# [Job]
Output the material beneath this task exactly, images excluded.

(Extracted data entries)
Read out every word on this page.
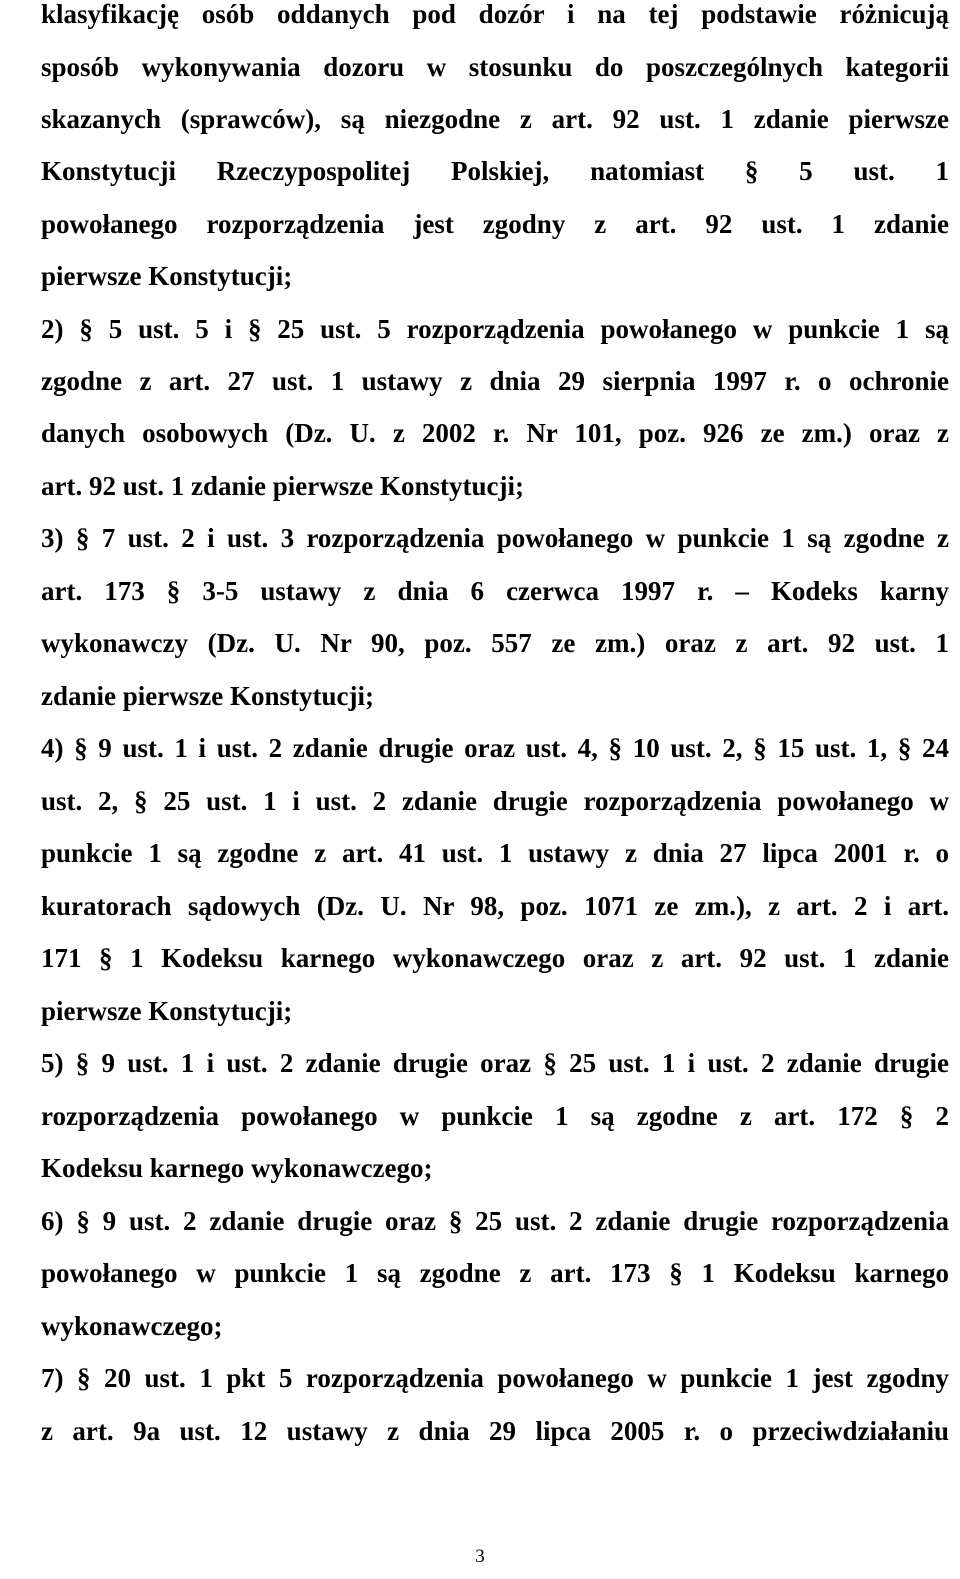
klasyfikację osób oddanych pod dozór i na tej podstawie różnicują
sposób wykonywania dozoru w stosunku do poszczególnych kategorii
skazanych (sprawców), są niezgodne z art. 92 ust. 1 zdanie pierwsze
Konstytucji Rzeczypospolitej Polskiej, natomiast § 5 ust. 1
powołanego rozporządzenia jest zgodny z art. 92 ust. 1 zdanie
pierwsze Konstytucji;
2) § 5 ust. 5 i § 25 ust. 5 rozporządzenia powołanego w punkcie 1 są
zgodne z art. 27 ust. 1 ustawy z dnia 29 sierpnia 1997 r. o ochronie
danych osobowych (Dz. U. z 2002 r. Nr 101, poz. 926 ze zm.) oraz z
art. 92 ust. 1 zdanie pierwsze Konstytucji;
3) § 7 ust. 2 i ust. 3 rozporządzenia powołanego w punkcie 1 są zgodne z
art. 173 § 3-5 ustawy z dnia 6 czerwca 1997 r. – Kodeks karny
wykonawczy (Dz. U. Nr 90, poz. 557 ze zm.) oraz z art. 92 ust. 1
zdanie pierwsze Konstytucji;
4) § 9 ust. 1 i ust. 2 zdanie drugie oraz ust. 4, § 10 ust. 2, § 15 ust. 1, § 24
ust. 2, § 25 ust. 1 i ust. 2 zdanie drugie rozporządzenia powołanego w
punkcie 1 są zgodne z art. 41 ust. 1 ustawy z dnia 27 lipca 2001 r. o
kuratorach sądowych (Dz. U. Nr 98, poz. 1071 ze zm.), z art. 2 i art.
171 § 1 Kodeksu karnego wykonawczego oraz z art. 92 ust. 1 zdanie
pierwsze Konstytucji;
5) § 9 ust. 1 i ust. 2 zdanie drugie oraz § 25 ust. 1 i ust. 2 zdanie drugie
rozporządzenia powołanego w punkcie 1 są zgodne z art. 172 § 2
Kodeksu karnego wykonawczego;
6) § 9 ust. 2 zdanie drugie oraz § 25 ust. 2 zdanie drugie rozporządzenia
powołanego w punkcie 1 są zgodne z art. 173 § 1 Kodeksu karnego
wykonawczego;
7) § 20 ust. 1 pkt 5 rozporządzenia powołanego w punkcie 1 jest zgodny
z art. 9a ust. 12 ustawy z dnia 29 lipca 2005 r. o przeciwdziałaniu
3
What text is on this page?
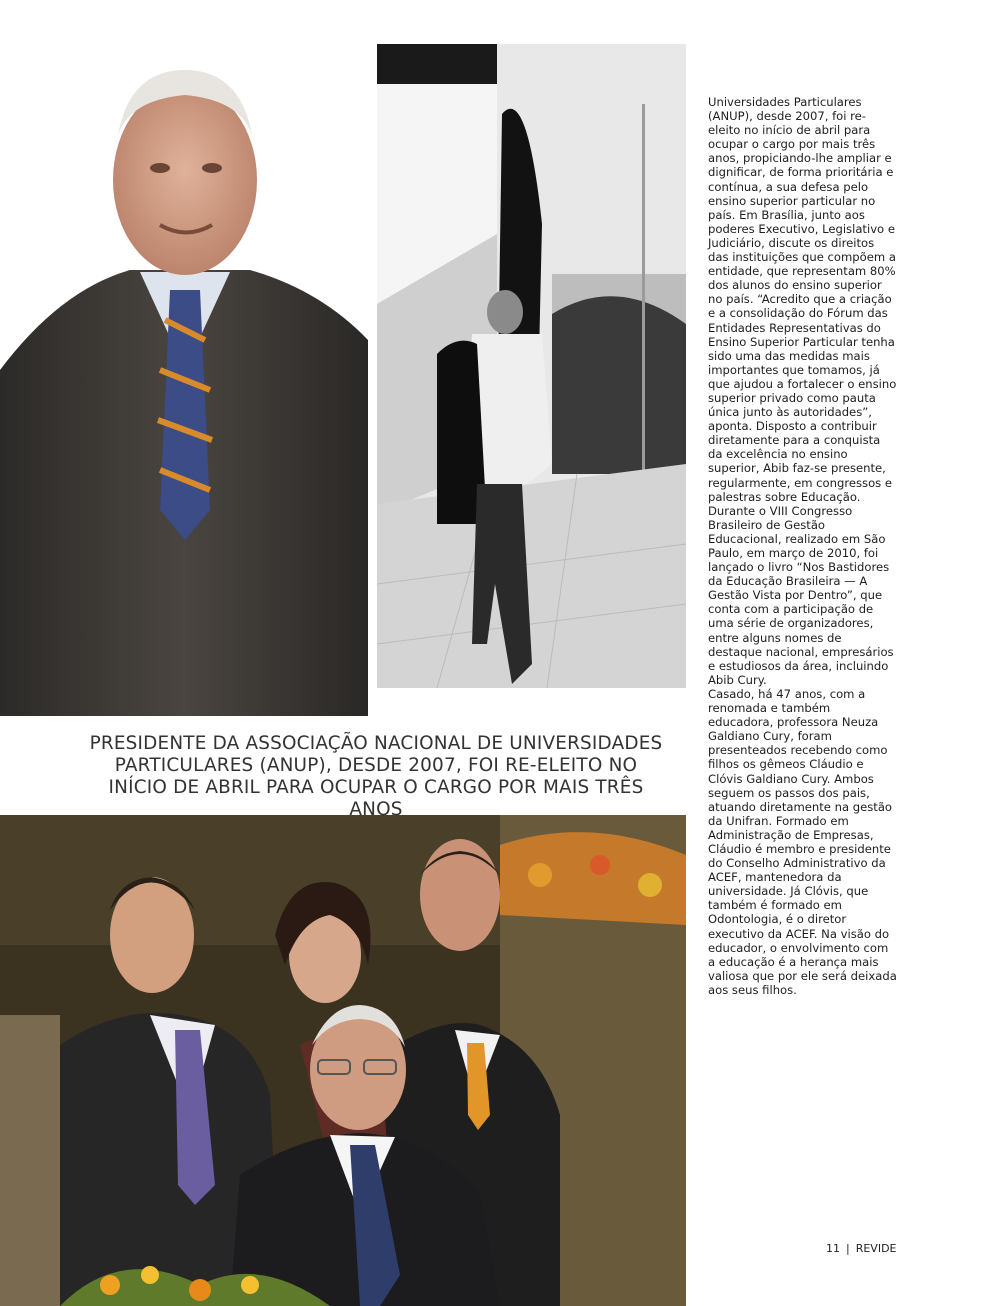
PRESIDENTE DA ASSOCIAÇÃO NACIONAL DE UNIVERSIDADES PARTICULARES (ANUP), DESDE 2007, FOI RE-ELEITO NO INÍCIO DE ABRIL PARA OCUPAR O CARGO POR MAIS TRÊS ANOS

Universidades Particulares (ANUP), desde 2007, foi re-eleito no início de abril para ocupar o cargo por mais três anos, propiciando-lhe ampliar e dignificar, de forma prioritária e contínua, a sua defesa pelo ensino superior particular no país. Em Brasília, junto aos poderes Executivo, Legislativo e Judiciário, discute os direitos das instituições que compõem a entidade, que representam 80% dos alunos do ensino superior no país. “Acredito que a criação e a consolidação do Fórum das Entidades Representativas do Ensino Superior Particular tenha sido uma das medidas mais importantes que tomamos, já que ajudou a fortalecer o ensino superior privado como pauta única junto às autoridades”, aponta. Disposto a contribuir diretamente para a conquista da excelência no ensino superior, Abib faz-se presente, regularmente, em congressos e palestras sobre Educação. Durante o VIII Congresso Brasileiro de Gestão Educacional, realizado em São Paulo, em março de 2010, foi lançado o livro “Nos Bastidores da Educação Brasileira — A Gestão Vista por Dentro”, que conta com a participação de uma série de organizadores, entre alguns nomes de destaque nacional, empresários e estudiosos da área, incluindo Abib Cury.

Casado, há 47 anos, com a renomada e também educadora, professora Neuza Galdiano Cury, foram presenteados recebendo como filhos os gêmeos Cláudio e Clóvis Galdiano Cury. Ambos seguem os passos dos pais, atuando diretamente na gestão da Unifran. Formado em Administração de Empresas, Cláudio é membro e presidente do Conselho Administrativo da ACEF, mantenedora da universidade. Já Clóvis, que também é formado em Odontologia, é o diretor executivo da ACEF. Na visão do educador, o envolvimento com a educação é a herança mais valiosa que por ele será deixada aos seus filhos.

11 | REVIDE
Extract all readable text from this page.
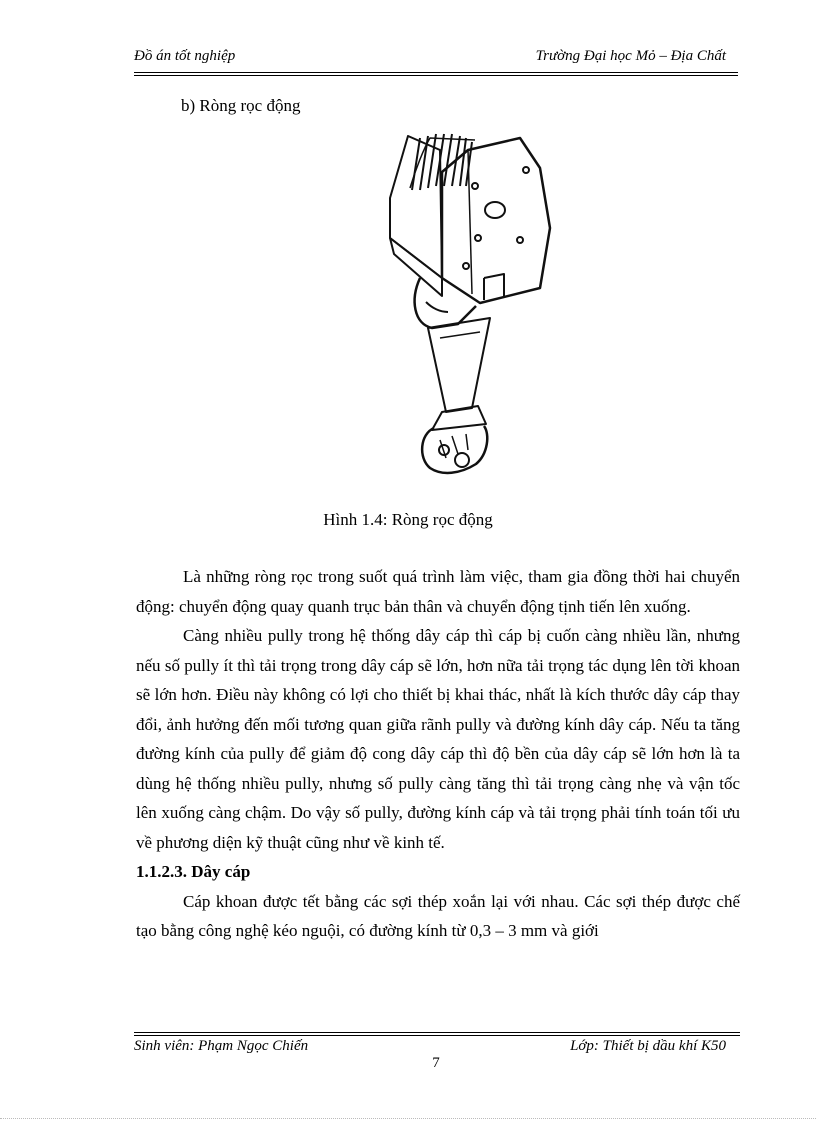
Đồ án tốt nghiệp	Trường Đại học Mỏ – Địa Chất
b) Ròng rọc động
Hình 1.4: Ròng rọc động

Là những ròng rọc trong suốt quá trình làm việc, tham gia đồng thời hai chuyển động: chuyển động quay quanh trục bản thân và chuyển động tịnh tiến lên xuống.

Càng nhiều pully trong hệ thống dây cáp thì cáp bị cuốn càng nhiều lần, nhưng nếu số pully ít thì tải trọng trong dây cáp sẽ lớn, hơn nữa tải trọng tác dụng lên tời khoan sẽ lớn hơn. Điều này không có lợi cho thiết bị khai thác, nhất là kích thước dây cáp thay đổi, ảnh hưởng đến mối tương quan giữa rãnh pully và đường kính dây cáp. Nếu ta tăng đường kính của pully để giảm độ cong dây cáp thì độ bền của dây cáp sẽ lớn hơn là ta dùng hệ thống nhiều pully, nhưng số pully càng tăng thì tải trọng càng nhẹ và vận tốc lên xuống càng chậm. Do vậy số pully, đường kính cáp và tải trọng phải tính toán tối ưu về phương diện kỹ thuật cũng như về kinh tế.

1.1.2.3. Dây cáp

Cáp khoan được tết bằng các sợi thép xoắn lại với nhau. Các sợi thép được chế tạo bằng công nghệ kéo nguội, có đường kính từ 0,3 – 3 mm và giới

Sinh viên: Phạm Ngọc Chiến	Lớp: Thiết bị dầu khí K50
7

# [Answer for this exercise]
Read out every word on this page.
klasyfikację osób oddanych pod dozór i na tej podstawie różnicują
sposób wykonywania dozoru w stosunku do poszczególnych kategorii
skazanych (sprawców), są niezgodne z art. 92 ust. 1 zdanie pierwsze
Konstytucji Rzeczypospolitej Polskiej, natomiast § 5 ust. 1
powołanego rozporządzenia jest zgodny z art. 92 ust. 1 zdanie
pierwsze Konstytucji;
2) § 5 ust. 5 i § 25 ust. 5 rozporządzenia powołanego w punkcie 1 są
zgodne z art. 27 ust. 1 ustawy z dnia 29 sierpnia 1997 r. o ochronie
danych osobowych (Dz. U. z 2002 r. Nr 101, poz. 926 ze zm.) oraz z
art. 92 ust. 1 zdanie pierwsze Konstytucji;
3) § 7 ust. 2 i ust. 3 rozporządzenia powołanego w punkcie 1 są zgodne z
art. 173 § 3-5 ustawy z dnia 6 czerwca 1997 r. – Kodeks karny
wykonawczy (Dz. U. Nr 90, poz. 557 ze zm.) oraz z art. 92 ust. 1
zdanie pierwsze Konstytucji;
4) § 9 ust. 1 i ust. 2 zdanie drugie oraz ust. 4, § 10 ust. 2, § 15 ust. 1, § 24
ust. 2, § 25 ust. 1 i ust. 2 zdanie drugie rozporządzenia powołanego w
punkcie 1 są zgodne z art. 41 ust. 1 ustawy z dnia 27 lipca 2001 r. o
kuratorach sądowych (Dz. U. Nr 98, poz. 1071 ze zm.), z art. 2 i art.
171 § 1 Kodeksu karnego wykonawczego oraz z art. 92 ust. 1 zdanie
pierwsze Konstytucji;
5) § 9 ust. 1 i ust. 2 zdanie drugie oraz § 25 ust. 1 i ust. 2 zdanie drugie
rozporządzenia powołanego w punkcie 1 są zgodne z art. 172 § 2
Kodeksu karnego wykonawczego;
6) § 9 ust. 2 zdanie drugie oraz § 25 ust. 2 zdanie drugie rozporządzenia
powołanego w punkcie 1 są zgodne z art. 173 § 1 Kodeksu karnego
wykonawczego;
7) § 20 ust. 1 pkt 5 rozporządzenia powołanego w punkcie 1 jest zgodny
z art. 9a ust. 12 ustawy z dnia 29 lipca 2005 r. o przeciwdziałaniu
3
What text is on this page?
PRESIDENTE DA ASSOCIAÇÃO NACIONAL DE UNIVERSIDADES PARTICULARES (ANUP), DESDE 2007, FOI RE-ELEITO NO INÍCIO DE ABRIL PARA OCUPAR O CARGO POR MAIS TRÊS ANOS

Universidades Particulares (ANUP), desde 2007, foi re-eleito no início de abril para ocupar o cargo por mais três anos, propiciando-lhe ampliar e dignificar, de forma prioritária e contínua, a sua defesa pelo ensino superior particular no país. Em Brasília, junto aos poderes Executivo, Legislativo e Judiciário, discute os direitos das instituições que compõem a entidade, que representam 80% dos alunos do ensino superior no país. “Acredito que a criação e a consolidação do Fórum das Entidades Representativas do Ensino Superior Particular tenha sido uma das medidas mais importantes que tomamos, já que ajudou a fortalecer o ensino superior privado como pauta única junto às autoridades”, aponta. Disposto a contribuir diretamente para a conquista da excelência no ensino superior, Abib faz-se presente, regularmente, em congressos e palestras sobre Educação. Durante o VIII Congresso Brasileiro de Gestão Educacional, realizado em São Paulo, em março de 2010, foi lançado o livro “Nos Bastidores da Educação Brasileira — A Gestão Vista por Dentro”, que conta com a participação de uma série de organizadores, entre alguns nomes de destaque nacional, empresários e estudiosos da área, incluindo Abib Cury.

Casado, há 47 anos, com a renomada e também educadora, professora Neuza Galdiano Cury, foram presenteados recebendo como filhos os gêmeos Cláudio e Clóvis Galdiano Cury. Ambos seguem os passos dos pais, atuando diretamente na gestão da Unifran. Formado em Administração de Empresas, Cláudio é membro e presidente do Conselho Administrativo da ACEF, mantenedora da universidade. Já Clóvis, que também é formado em Odontologia, é o diretor executivo da ACEF. Na visão do educador, o envolvimento com a educação é a herança mais valiosa que por ele será deixada aos seus filhos.

11 | REVIDE
Extract all readable text from this page.
Đồ án tốt nghiệp	Trường Đại học Mỏ – Địa Chất
b) Ròng rọc động
Hình 1.4: Ròng rọc động

Là những ròng rọc trong suốt quá trình làm việc, tham gia đồng thời hai chuyển động: chuyển động quay quanh trục bản thân và chuyển động tịnh tiến lên xuống.

Càng nhiều pully trong hệ thống dây cáp thì cáp bị cuốn càng nhiều lần, nhưng nếu số pully ít thì tải trọng trong dây cáp sẽ lớn, hơn nữa tải trọng tác dụng lên tời khoan sẽ lớn hơn. Điều này không có lợi cho thiết bị khai thác, nhất là kích thước dây cáp thay đổi, ảnh hưởng đến mối tương quan giữa rãnh pully và đường kính dây cáp. Nếu ta tăng đường kính của pully để giảm độ cong dây cáp thì độ bền của dây cáp sẽ lớn hơn là ta dùng hệ thống nhiều pully, nhưng số pully càng tăng thì tải trọng càng nhẹ và vận tốc lên xuống càng chậm. Do vậy số pully, đường kính cáp và tải trọng phải tính toán tối ưu về phương diện kỹ thuật cũng như về kinh tế.

1.1.2.3. Dây cáp

Cáp khoan được tết bằng các sợi thép xoắn lại với nhau. Các sợi thép được chế tạo bằng công nghệ kéo nguội, có đường kính từ 0,3 – 3 mm và giới

Sinh viên: Phạm Ngọc Chiến	Lớp: Thiết bị dầu khí K50
7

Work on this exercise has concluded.